╭─ Recorded data
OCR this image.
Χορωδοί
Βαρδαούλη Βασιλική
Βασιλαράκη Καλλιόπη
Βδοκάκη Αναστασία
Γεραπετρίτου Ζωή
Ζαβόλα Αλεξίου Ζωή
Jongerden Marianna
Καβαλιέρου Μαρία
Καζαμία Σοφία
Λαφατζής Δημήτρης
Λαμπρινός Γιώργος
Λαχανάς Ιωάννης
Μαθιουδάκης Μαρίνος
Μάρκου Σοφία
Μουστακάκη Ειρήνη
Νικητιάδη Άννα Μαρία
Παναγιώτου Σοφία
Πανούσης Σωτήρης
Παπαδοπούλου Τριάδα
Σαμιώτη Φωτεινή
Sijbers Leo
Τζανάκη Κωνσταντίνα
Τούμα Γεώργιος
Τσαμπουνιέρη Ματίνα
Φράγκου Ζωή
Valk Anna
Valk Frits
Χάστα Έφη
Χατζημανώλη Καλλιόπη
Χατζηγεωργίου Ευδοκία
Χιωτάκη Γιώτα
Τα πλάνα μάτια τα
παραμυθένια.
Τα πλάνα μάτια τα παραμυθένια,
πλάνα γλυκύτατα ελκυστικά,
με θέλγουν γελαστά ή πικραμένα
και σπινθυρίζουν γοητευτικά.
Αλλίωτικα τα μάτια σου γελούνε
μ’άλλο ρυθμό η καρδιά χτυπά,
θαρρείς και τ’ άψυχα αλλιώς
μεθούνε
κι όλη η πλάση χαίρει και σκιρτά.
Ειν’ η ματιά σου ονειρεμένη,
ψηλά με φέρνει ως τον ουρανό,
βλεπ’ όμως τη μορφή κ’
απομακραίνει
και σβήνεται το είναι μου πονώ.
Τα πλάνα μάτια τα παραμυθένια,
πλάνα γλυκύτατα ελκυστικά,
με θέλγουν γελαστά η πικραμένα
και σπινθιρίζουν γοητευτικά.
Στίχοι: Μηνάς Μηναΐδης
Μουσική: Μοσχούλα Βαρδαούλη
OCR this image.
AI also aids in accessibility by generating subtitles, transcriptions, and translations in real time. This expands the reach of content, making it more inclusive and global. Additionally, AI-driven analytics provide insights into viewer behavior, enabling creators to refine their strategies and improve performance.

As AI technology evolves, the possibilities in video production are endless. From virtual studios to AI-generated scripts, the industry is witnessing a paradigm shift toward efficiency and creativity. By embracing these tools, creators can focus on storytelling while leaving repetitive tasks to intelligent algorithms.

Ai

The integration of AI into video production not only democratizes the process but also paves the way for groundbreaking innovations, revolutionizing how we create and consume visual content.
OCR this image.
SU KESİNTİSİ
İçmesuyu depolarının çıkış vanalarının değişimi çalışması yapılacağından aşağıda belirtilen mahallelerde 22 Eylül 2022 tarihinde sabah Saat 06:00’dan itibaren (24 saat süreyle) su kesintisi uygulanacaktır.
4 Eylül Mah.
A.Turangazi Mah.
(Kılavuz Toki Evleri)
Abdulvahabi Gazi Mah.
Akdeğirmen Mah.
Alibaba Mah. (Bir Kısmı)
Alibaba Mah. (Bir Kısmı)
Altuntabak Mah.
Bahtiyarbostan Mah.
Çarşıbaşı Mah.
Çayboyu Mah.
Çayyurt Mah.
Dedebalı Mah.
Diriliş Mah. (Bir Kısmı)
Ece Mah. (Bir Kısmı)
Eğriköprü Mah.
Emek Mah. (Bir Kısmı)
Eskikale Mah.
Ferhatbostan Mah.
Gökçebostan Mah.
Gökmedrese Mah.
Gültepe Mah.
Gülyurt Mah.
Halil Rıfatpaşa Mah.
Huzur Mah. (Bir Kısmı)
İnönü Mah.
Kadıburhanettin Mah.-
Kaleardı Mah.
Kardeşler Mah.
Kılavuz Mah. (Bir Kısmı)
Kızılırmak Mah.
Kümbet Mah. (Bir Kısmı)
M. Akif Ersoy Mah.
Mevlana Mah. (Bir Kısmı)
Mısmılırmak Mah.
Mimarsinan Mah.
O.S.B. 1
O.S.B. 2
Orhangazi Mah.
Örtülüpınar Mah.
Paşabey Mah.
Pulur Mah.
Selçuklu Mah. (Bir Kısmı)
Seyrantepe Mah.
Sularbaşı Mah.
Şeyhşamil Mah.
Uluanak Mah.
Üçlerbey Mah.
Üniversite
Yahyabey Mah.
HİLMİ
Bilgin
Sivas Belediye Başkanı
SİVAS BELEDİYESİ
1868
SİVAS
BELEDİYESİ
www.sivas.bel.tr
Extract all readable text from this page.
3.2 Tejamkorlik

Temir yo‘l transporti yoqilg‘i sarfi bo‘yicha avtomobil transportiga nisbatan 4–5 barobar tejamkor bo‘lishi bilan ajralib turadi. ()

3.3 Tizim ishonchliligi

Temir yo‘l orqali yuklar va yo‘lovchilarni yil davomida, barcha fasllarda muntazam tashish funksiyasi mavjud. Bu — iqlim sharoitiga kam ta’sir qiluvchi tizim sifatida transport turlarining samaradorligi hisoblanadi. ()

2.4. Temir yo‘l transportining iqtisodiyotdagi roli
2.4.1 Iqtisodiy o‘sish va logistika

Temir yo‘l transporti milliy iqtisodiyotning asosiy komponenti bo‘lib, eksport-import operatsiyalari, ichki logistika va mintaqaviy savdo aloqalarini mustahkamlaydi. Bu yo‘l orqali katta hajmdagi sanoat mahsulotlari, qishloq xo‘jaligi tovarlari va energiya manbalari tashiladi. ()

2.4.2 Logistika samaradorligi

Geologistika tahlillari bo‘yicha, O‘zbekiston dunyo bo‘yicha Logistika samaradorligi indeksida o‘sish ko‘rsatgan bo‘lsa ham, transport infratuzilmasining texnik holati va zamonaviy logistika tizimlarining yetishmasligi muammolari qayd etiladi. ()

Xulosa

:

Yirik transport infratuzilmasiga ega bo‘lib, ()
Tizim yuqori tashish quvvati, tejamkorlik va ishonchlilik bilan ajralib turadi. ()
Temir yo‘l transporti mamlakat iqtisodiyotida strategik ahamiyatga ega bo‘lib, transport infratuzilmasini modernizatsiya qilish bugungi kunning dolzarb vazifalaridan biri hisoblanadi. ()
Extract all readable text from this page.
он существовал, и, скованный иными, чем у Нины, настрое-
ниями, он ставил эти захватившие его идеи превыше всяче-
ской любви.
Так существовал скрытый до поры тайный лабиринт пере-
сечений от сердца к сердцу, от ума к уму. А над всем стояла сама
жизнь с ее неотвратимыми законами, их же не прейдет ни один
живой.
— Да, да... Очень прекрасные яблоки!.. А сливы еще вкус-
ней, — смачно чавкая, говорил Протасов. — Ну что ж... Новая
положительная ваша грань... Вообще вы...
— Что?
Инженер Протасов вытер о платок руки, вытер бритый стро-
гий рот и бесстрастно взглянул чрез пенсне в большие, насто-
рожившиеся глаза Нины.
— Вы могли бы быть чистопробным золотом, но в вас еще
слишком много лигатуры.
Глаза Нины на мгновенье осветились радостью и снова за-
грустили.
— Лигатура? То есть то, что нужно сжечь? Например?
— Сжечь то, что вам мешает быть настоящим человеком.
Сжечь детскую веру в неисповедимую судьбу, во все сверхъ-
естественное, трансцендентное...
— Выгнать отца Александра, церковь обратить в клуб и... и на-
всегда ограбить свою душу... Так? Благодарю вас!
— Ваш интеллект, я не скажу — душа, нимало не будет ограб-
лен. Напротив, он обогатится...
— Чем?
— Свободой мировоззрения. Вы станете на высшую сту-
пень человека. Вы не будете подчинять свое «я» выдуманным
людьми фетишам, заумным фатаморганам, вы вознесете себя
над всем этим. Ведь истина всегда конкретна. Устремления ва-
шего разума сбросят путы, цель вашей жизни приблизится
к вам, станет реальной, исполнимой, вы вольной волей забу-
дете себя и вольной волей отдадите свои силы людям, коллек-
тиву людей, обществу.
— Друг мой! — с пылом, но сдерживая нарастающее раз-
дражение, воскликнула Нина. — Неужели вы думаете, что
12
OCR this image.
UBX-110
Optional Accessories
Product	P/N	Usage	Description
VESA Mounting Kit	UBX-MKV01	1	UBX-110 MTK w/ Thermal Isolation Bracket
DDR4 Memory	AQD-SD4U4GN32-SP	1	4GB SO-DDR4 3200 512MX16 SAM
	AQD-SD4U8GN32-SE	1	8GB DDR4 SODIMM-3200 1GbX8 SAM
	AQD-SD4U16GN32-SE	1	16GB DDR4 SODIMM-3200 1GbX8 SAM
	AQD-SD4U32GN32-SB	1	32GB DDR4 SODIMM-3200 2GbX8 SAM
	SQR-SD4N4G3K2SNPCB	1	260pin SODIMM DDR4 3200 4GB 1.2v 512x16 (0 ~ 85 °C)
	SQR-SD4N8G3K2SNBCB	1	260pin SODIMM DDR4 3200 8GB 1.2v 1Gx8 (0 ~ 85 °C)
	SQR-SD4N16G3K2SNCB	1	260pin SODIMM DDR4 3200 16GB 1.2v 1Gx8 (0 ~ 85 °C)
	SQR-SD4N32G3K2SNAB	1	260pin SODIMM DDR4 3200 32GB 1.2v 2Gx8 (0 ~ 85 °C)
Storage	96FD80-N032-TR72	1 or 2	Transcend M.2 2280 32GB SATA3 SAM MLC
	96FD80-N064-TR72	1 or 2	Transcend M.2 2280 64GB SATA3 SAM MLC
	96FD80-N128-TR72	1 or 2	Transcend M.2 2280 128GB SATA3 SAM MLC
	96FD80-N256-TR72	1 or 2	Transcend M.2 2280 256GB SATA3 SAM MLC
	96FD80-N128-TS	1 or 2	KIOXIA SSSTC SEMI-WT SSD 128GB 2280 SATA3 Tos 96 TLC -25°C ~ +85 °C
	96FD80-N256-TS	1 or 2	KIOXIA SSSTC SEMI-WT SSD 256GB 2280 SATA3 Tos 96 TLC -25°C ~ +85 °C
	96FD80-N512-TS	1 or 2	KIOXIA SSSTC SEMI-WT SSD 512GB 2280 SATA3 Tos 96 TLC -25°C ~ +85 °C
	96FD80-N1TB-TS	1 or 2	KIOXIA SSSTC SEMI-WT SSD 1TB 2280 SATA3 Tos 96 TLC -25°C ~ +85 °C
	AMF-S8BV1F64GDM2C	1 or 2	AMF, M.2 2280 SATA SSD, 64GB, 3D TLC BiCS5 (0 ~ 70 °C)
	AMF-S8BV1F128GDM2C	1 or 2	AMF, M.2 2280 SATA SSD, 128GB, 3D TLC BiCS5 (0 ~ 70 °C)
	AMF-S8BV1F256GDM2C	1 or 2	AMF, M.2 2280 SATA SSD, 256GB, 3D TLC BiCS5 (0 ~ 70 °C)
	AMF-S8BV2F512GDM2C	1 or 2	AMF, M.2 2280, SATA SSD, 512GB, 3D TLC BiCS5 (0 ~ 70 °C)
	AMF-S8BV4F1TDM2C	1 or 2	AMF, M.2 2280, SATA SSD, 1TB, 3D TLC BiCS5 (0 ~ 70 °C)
╰─
Extract each line from the entries above that contains the string "Kısmı".

Answer to the problem:
Alibaba Mah. (Bir Kısmı)
Alibaba Mah. (Bir Kısmı)
Diriliş Mah. (Bir Kısmı)
Ece Mah. (Bir Kısmı)
Emek Mah. (Bir Kısmı)
Huzur Mah. (Bir Kısmı)
Kılavuz Mah. (Bir Kısmı)
Kümbet Mah. (Bir Kısmı)
Mevlana Mah. (Bir Kısmı)
Selçuklu Mah. (Bir Kısmı)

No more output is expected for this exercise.